> **Required task**
Copy each of the entries below faithfully, setting aside any pictures.

> **Supplied information**
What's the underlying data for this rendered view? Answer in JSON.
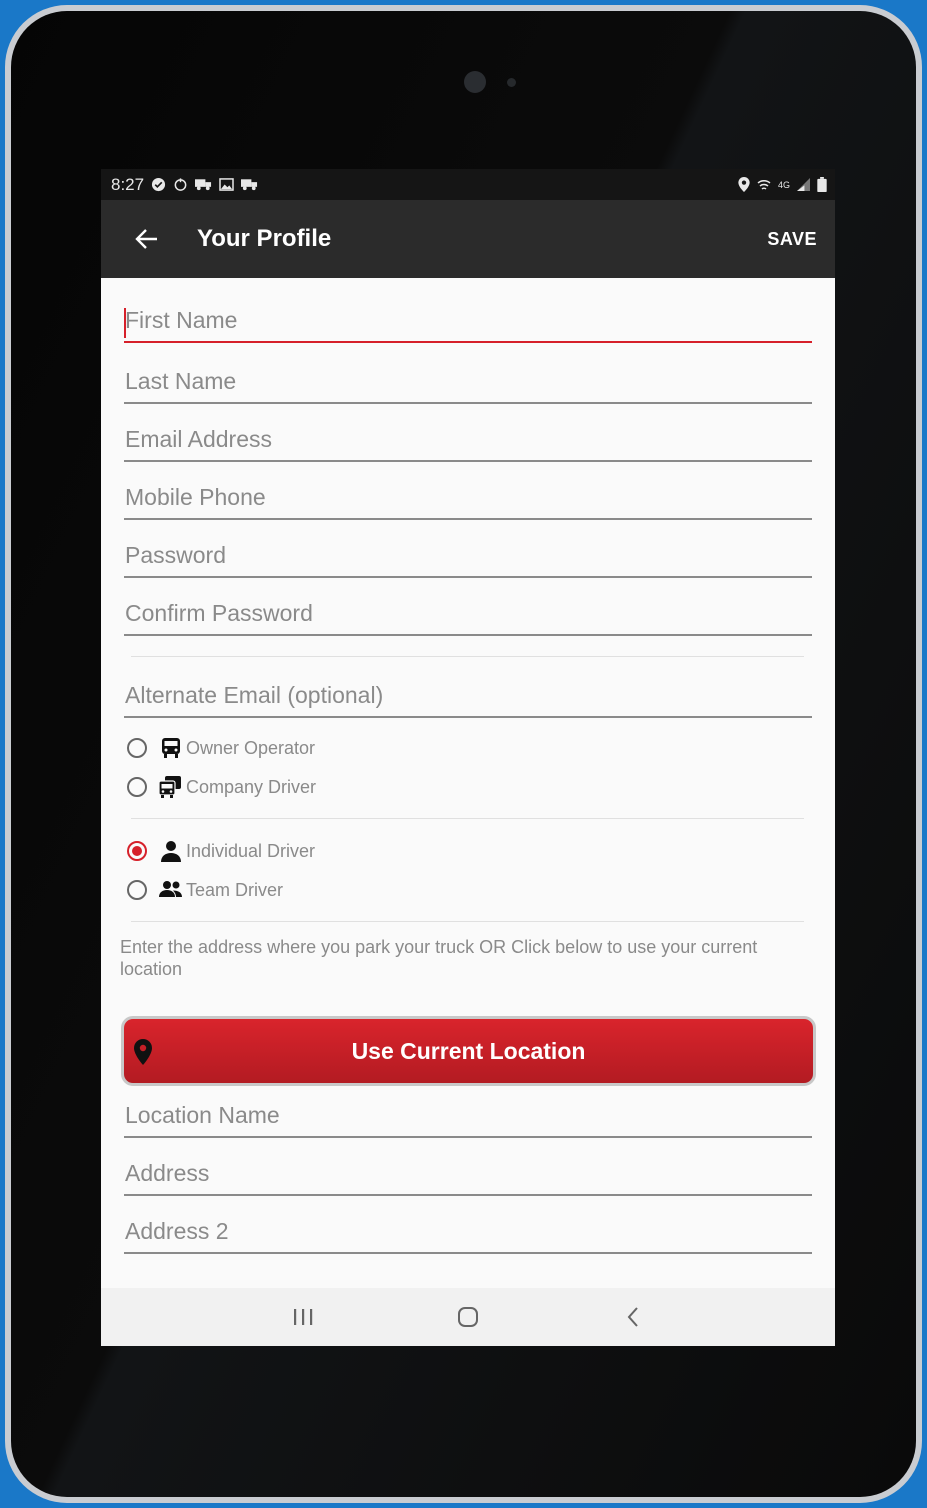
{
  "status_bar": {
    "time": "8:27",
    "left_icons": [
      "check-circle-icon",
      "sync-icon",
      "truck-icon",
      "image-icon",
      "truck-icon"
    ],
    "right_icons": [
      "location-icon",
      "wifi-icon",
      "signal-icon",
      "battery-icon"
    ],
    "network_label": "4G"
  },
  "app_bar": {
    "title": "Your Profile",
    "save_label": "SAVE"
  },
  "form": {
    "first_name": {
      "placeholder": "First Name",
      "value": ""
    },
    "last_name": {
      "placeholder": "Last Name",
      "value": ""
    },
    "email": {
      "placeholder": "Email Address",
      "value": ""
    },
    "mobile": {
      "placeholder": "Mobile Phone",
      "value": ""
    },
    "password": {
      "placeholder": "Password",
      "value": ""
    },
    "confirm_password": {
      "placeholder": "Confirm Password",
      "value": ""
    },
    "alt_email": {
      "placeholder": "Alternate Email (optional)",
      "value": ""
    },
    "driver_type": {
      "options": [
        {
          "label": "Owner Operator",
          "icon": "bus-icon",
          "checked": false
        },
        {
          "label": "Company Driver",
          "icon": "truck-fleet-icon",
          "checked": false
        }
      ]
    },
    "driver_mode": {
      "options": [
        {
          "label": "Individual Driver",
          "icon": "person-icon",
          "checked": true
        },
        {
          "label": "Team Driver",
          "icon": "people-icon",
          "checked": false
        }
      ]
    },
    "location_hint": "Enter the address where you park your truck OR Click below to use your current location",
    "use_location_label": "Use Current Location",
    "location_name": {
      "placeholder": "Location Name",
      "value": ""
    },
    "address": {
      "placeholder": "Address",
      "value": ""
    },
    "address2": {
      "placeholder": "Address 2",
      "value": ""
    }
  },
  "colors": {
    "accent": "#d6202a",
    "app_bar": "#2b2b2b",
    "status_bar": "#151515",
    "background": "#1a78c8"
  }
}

> **Finished answer**
What's the underlying data for this rendered view? Answer in JSON.
{
  "status_bar": {
    "time": "8:27",
    "left_icons": [
      "check-circle-icon",
      "sync-icon",
      "truck-icon",
      "image-icon",
      "truck-icon"
    ],
    "right_icons": [
      "location-icon",
      "wifi-icon",
      "signal-icon",
      "battery-icon"
    ],
    "network_label": "4G"
  },
  "app_bar": {
    "title": "Your Profile",
    "save_label": "SAVE"
  },
  "form": {
    "first_name": {
      "placeholder": "First Name",
      "value": ""
    },
    "last_name": {
      "placeholder": "Last Name",
      "value": ""
    },
    "email": {
      "placeholder": "Email Address",
      "value": ""
    },
    "mobile": {
      "placeholder": "Mobile Phone",
      "value": ""
    },
    "password": {
      "placeholder": "Password",
      "value": ""
    },
    "confirm_password": {
      "placeholder": "Confirm Password",
      "value": ""
    },
    "alt_email": {
      "placeholder": "Alternate Email (optional)",
      "value": ""
    },
    "driver_type": {
      "options": [
        {
          "label": "Owner Operator",
          "icon": "bus-icon",
          "checked": false
        },
        {
          "label": "Company Driver",
          "icon": "truck-fleet-icon",
          "checked": false
        }
      ]
    },
    "driver_mode": {
      "options": [
        {
          "label": "Individual Driver",
          "icon": "person-icon",
          "checked": true
        },
        {
          "label": "Team Driver",
          "icon": "people-icon",
          "checked": false
        }
      ]
    },
    "location_hint": "Enter the address where you park your truck OR Click below to use your current location",
    "use_location_label": "Use Current Location",
    "location_name": {
      "placeholder": "Location Name",
      "value": ""
    },
    "address": {
      "placeholder": "Address",
      "value": ""
    },
    "address2": {
      "placeholder": "Address 2",
      "value": ""
    }
  },
  "colors": {
    "accent": "#d6202a",
    "app_bar": "#2b2b2b",
    "status_bar": "#151515",
    "background": "#1a78c8"
  }
}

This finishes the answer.